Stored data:
★ ★ ★

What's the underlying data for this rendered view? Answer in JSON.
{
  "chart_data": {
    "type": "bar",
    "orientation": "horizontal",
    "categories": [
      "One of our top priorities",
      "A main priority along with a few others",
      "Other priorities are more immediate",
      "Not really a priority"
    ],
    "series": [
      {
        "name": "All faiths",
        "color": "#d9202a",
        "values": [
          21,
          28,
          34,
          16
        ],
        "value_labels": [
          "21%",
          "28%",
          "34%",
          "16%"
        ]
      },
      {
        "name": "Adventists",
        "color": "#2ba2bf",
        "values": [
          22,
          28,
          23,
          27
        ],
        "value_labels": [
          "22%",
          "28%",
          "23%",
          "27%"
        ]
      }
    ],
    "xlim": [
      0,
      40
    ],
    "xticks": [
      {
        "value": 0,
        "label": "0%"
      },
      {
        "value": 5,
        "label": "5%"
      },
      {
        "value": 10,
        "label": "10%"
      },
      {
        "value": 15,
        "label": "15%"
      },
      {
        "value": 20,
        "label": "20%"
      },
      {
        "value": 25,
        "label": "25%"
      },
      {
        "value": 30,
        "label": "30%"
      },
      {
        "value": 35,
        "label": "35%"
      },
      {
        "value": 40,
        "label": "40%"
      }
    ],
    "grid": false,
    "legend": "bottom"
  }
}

★ ★ ★

GOAL OF THE EXERCISE: Extract all of the data above and output it character for character.

RESPONSE TO THIS EXERCISE:
What's the underlying data for this rendered view? Answer in JSON.
{
  "chart_data": {
    "type": "bar",
    "orientation": "horizontal",
    "categories": [
      "One of our top priorities",
      "A main priority along with a few others",
      "Other priorities are more immediate",
      "Not really a priority"
    ],
    "series": [
      {
        "name": "All faiths",
        "color": "#d9202a",
        "values": [
          21,
          28,
          34,
          16
        ],
        "value_labels": [
          "21%",
          "28%",
          "34%",
          "16%"
        ]
      },
      {
        "name": "Adventists",
        "color": "#2ba2bf",
        "values": [
          22,
          28,
          23,
          27
        ],
        "value_labels": [
          "22%",
          "28%",
          "23%",
          "27%"
        ]
      }
    ],
    "xlim": [
      0,
      40
    ],
    "xticks": [
      {
        "value": 0,
        "label": "0%"
      },
      {
        "value": 5,
        "label": "5%"
      },
      {
        "value": 10,
        "label": "10%"
      },
      {
        "value": 15,
        "label": "15%"
      },
      {
        "value": 20,
        "label": "20%"
      },
      {
        "value": 25,
        "label": "25%"
      },
      {
        "value": 30,
        "label": "30%"
      },
      {
        "value": 35,
        "label": "35%"
      },
      {
        "value": 40,
        "label": "40%"
      }
    ],
    "grid": false,
    "legend": "bottom"
  }
}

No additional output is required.